◆ GIVEN INSTRUCTION:
Reproduce all entries precisely, down to the last character.

(Saved data entries)
----------------------------------------
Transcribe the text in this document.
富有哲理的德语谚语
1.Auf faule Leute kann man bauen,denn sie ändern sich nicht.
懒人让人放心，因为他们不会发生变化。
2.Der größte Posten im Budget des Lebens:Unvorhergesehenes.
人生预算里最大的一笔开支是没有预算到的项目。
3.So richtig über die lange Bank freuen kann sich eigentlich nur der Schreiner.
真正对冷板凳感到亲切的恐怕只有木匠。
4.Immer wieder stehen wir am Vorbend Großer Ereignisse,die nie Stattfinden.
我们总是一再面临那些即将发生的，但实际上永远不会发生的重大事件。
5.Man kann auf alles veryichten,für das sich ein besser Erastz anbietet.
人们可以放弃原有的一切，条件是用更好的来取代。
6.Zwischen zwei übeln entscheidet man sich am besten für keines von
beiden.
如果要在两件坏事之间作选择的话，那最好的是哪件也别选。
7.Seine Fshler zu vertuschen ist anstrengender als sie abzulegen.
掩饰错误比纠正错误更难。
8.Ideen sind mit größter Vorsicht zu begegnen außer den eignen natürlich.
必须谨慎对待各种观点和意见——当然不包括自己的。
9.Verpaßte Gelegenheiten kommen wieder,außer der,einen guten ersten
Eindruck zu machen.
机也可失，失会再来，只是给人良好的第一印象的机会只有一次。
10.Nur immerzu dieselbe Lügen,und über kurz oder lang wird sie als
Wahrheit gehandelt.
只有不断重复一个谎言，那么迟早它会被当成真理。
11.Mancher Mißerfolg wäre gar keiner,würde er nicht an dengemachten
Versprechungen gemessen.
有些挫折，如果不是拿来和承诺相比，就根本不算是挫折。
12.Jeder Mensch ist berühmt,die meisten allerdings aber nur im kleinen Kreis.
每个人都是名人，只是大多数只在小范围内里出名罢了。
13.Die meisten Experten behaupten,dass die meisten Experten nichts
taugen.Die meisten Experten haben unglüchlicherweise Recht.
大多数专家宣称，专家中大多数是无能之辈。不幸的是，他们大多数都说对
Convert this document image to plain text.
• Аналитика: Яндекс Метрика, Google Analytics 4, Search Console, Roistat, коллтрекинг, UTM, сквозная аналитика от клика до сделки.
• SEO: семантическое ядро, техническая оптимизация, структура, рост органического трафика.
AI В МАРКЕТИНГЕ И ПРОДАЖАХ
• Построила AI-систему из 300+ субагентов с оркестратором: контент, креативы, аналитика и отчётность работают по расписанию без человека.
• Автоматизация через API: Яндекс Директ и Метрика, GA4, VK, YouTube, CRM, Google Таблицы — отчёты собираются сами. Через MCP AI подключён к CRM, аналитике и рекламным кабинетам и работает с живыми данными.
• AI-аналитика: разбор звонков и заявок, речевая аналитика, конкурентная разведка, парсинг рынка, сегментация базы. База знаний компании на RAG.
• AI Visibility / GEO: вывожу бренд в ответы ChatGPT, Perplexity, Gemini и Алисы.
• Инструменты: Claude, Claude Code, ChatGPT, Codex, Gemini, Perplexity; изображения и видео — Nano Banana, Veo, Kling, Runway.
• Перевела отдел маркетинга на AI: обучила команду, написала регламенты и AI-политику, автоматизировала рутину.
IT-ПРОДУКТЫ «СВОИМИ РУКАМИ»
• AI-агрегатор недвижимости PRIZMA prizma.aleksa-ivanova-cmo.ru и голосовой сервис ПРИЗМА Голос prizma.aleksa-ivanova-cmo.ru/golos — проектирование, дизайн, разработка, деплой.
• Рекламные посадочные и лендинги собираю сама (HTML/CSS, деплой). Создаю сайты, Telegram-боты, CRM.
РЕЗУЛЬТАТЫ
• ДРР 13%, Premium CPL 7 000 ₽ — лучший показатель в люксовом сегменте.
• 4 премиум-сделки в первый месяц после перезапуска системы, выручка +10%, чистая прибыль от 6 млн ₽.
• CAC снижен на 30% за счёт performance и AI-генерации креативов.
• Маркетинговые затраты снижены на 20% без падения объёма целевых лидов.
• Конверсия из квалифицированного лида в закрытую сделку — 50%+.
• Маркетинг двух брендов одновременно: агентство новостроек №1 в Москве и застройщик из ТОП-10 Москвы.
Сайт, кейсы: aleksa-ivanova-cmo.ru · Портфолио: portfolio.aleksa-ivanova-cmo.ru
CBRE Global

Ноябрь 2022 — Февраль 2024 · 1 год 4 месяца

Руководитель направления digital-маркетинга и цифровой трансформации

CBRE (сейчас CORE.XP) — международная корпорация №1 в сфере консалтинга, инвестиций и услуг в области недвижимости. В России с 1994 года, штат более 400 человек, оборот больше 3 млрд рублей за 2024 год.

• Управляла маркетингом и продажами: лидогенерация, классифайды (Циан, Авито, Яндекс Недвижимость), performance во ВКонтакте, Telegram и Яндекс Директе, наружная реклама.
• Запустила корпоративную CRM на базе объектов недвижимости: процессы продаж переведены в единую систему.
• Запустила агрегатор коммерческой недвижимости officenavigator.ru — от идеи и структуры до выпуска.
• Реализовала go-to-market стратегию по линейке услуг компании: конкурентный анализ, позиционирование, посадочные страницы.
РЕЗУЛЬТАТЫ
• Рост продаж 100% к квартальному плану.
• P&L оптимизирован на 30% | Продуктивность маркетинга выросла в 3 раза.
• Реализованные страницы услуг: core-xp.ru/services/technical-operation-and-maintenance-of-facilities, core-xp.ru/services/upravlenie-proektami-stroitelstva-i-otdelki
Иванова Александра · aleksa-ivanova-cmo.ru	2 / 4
----------------------------------------
◆ COMPLETED TASK:
Transcribe the text in this document.
富有哲理的德语谚语
1.Auf faule Leute kann man bauen,denn sie ändern sich nicht.
懒人让人放心，因为他们不会发生变化。
2.Der größte Posten im Budget des Lebens:Unvorhergesehenes.
人生预算里最大的一笔开支是没有预算到的项目。
3.So richtig über die lange Bank freuen kann sich eigentlich nur der Schreiner.
真正对冷板凳感到亲切的恐怕只有木匠。
4.Immer wieder stehen wir am Vorbend Großer Ereignisse,die nie Stattfinden.
我们总是一再面临那些即将发生的，但实际上永远不会发生的重大事件。
5.Man kann auf alles veryichten,für das sich ein besser Erastz anbietet.
人们可以放弃原有的一切，条件是用更好的来取代。
6.Zwischen zwei übeln entscheidet man sich am besten für keines von
beiden.
如果要在两件坏事之间作选择的话，那最好的是哪件也别选。
7.Seine Fshler zu vertuschen ist anstrengender als sie abzulegen.
掩饰错误比纠正错误更难。
8.Ideen sind mit größter Vorsicht zu begegnen außer den eignen natürlich.
必须谨慎对待各种观点和意见——当然不包括自己的。
9.Verpaßte Gelegenheiten kommen wieder,außer der,einen guten ersten
Eindruck zu machen.
机也可失，失会再来，只是给人良好的第一印象的机会只有一次。
10.Nur immerzu dieselbe Lügen,und über kurz oder lang wird sie als
Wahrheit gehandelt.
只有不断重复一个谎言，那么迟早它会被当成真理。
11.Mancher Mißerfolg wäre gar keiner,würde er nicht an dengemachten
Versprechungen gemessen.
有些挫折，如果不是拿来和承诺相比，就根本不算是挫折。
12.Jeder Mensch ist berühmt,die meisten allerdings aber nur im kleinen Kreis.
每个人都是名人，只是大多数只在小范围内里出名罢了。
13.Die meisten Experten behaupten,dass die meisten Experten nichts
taugen.Die meisten Experten haben unglüchlicherweise Recht.
大多数专家宣称，专家中大多数是无能之辈。不幸的是，他们大多数都说对
Convert this document image to plain text.
• Аналитика: Яндекс Метрика, Google Analytics 4, Search Console, Roistat, коллтрекинг, UTM, сквозная аналитика от клика до сделки.
• SEO: семантическое ядро, техническая оптимизация, структура, рост органического трафика.
AI В МАРКЕТИНГЕ И ПРОДАЖАХ
• Построила AI-систему из 300+ субагентов с оркестратором: контент, креативы, аналитика и отчётность работают по расписанию без человека.
• Автоматизация через API: Яндекс Директ и Метрика, GA4, VK, YouTube, CRM, Google Таблицы — отчёты собираются сами. Через MCP AI подключён к CRM, аналитике и рекламным кабинетам и работает с живыми данными.
• AI-аналитика: разбор звонков и заявок, речевая аналитика, конкурентная разведка, парсинг рынка, сегментация базы. База знаний компании на RAG.
• AI Visibility / GEO: вывожу бренд в ответы ChatGPT, Perplexity, Gemini и Алисы.
• Инструменты: Claude, Claude Code, ChatGPT, Codex, Gemini, Perplexity; изображения и видео — Nano Banana, Veo, Kling, Runway.
• Перевела отдел маркетинга на AI: обучила команду, написала регламенты и AI-политику, автоматизировала рутину.
IT-ПРОДУКТЫ «СВОИМИ РУКАМИ»
• AI-агрегатор недвижимости PRIZMA prizma.aleksa-ivanova-cmo.ru и голосовой сервис ПРИЗМА Голос prizma.aleksa-ivanova-cmo.ru/golos — проектирование, дизайн, разработка, деплой.
• Рекламные посадочные и лендинги собираю сама (HTML/CSS, деплой). Создаю сайты, Telegram-боты, CRM.
РЕЗУЛЬТАТЫ
• ДРР 13%, Premium CPL 7 000 ₽ — лучший показатель в люксовом сегменте.
• 4 премиум-сделки в первый месяц после перезапуска системы, выручка +10%, чистая прибыль от 6 млн ₽.
• CAC снижен на 30% за счёт performance и AI-генерации креативов.
• Маркетинговые затраты снижены на 20% без падения объёма целевых лидов.
• Конверсия из квалифицированного лида в закрытую сделку — 50%+.
• Маркетинг двух брендов одновременно: агентство новостроек №1 в Москве и застройщик из ТОП-10 Москвы.
Сайт, кейсы: aleksa-ivanova-cmo.ru · Портфолио: portfolio.aleksa-ivanova-cmo.ru
CBRE Global

Ноябрь 2022 — Февраль 2024 · 1 год 4 месяца

Руководитель направления digital-маркетинга и цифровой трансформации

CBRE (сейчас CORE.XP) — международная корпорация №1 в сфере консалтинга, инвестиций и услуг в области недвижимости. В России с 1994 года, штат более 400 человек, оборот больше 3 млрд рублей за 2024 год.

• Управляла маркетингом и продажами: лидогенерация, классифайды (Циан, Авито, Яндекс Недвижимость), performance во ВКонтакте, Telegram и Яндекс Директе, наружная реклама.
• Запустила корпоративную CRM на базе объектов недвижимости: процессы продаж переведены в единую систему.
• Запустила агрегатор коммерческой недвижимости officenavigator.ru — от идеи и структуры до выпуска.
• Реализовала go-to-market стратегию по линейке услуг компании: конкурентный анализ, позиционирование, посадочные страницы.
РЕЗУЛЬТАТЫ
• Рост продаж 100% к квартальному плану.
• P&L оптимизирован на 30% | Продуктивность маркетинга выросла в 3 раза.
• Реализованные страницы услуг: core-xp.ru/services/technical-operation-and-maintenance-of-facilities, core-xp.ru/services/upravlenie-proektami-stroitelstva-i-otdelki
Иванова Александра · aleksa-ivanova-cmo.ru	2 / 4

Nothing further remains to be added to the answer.